Extracts from a graphics dataset

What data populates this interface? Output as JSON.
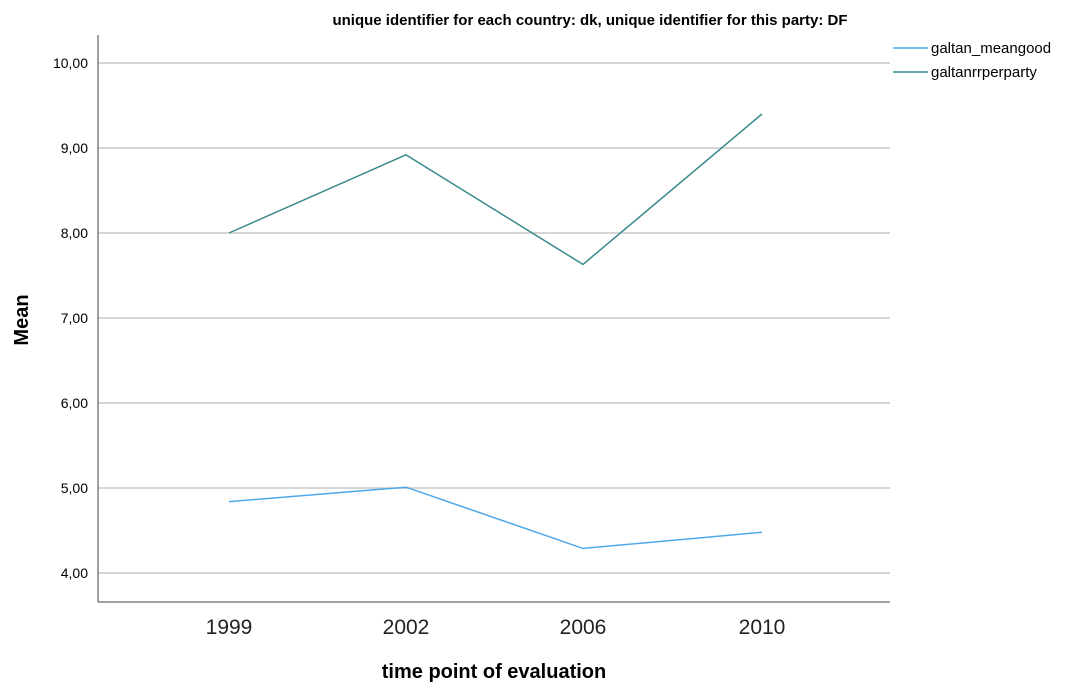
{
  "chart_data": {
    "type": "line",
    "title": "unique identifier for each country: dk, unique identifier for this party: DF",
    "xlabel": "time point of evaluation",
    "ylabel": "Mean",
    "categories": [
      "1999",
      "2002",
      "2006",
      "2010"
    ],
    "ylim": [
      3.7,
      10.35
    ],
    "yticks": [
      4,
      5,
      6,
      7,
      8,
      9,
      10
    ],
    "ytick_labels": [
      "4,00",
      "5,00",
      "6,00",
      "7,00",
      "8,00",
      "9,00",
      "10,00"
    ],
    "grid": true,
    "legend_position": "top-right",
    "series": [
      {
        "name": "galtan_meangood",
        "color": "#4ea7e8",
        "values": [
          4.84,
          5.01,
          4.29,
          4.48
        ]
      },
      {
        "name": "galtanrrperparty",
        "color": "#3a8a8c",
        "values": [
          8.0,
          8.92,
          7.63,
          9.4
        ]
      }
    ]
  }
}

INSTRUCTION
Retype each record exactly as it stands, but do not include the pictures.

EXERCISE OUTPUT
What data populates this interface? Output as JSON.
{
  "chart_data": {
    "type": "line",
    "title": "unique identifier for each country: dk, unique identifier for this party: DF",
    "xlabel": "time point of evaluation",
    "ylabel": "Mean",
    "categories": [
      "1999",
      "2002",
      "2006",
      "2010"
    ],
    "ylim": [
      3.7,
      10.35
    ],
    "yticks": [
      4,
      5,
      6,
      7,
      8,
      9,
      10
    ],
    "ytick_labels": [
      "4,00",
      "5,00",
      "6,00",
      "7,00",
      "8,00",
      "9,00",
      "10,00"
    ],
    "grid": true,
    "legend_position": "top-right",
    "series": [
      {
        "name": "galtan_meangood",
        "color": "#4ea7e8",
        "values": [
          4.84,
          5.01,
          4.29,
          4.48
        ]
      },
      {
        "name": "galtanrrperparty",
        "color": "#3a8a8c",
        "values": [
          8.0,
          8.92,
          7.63,
          9.4
        ]
      }
    ]
  }
}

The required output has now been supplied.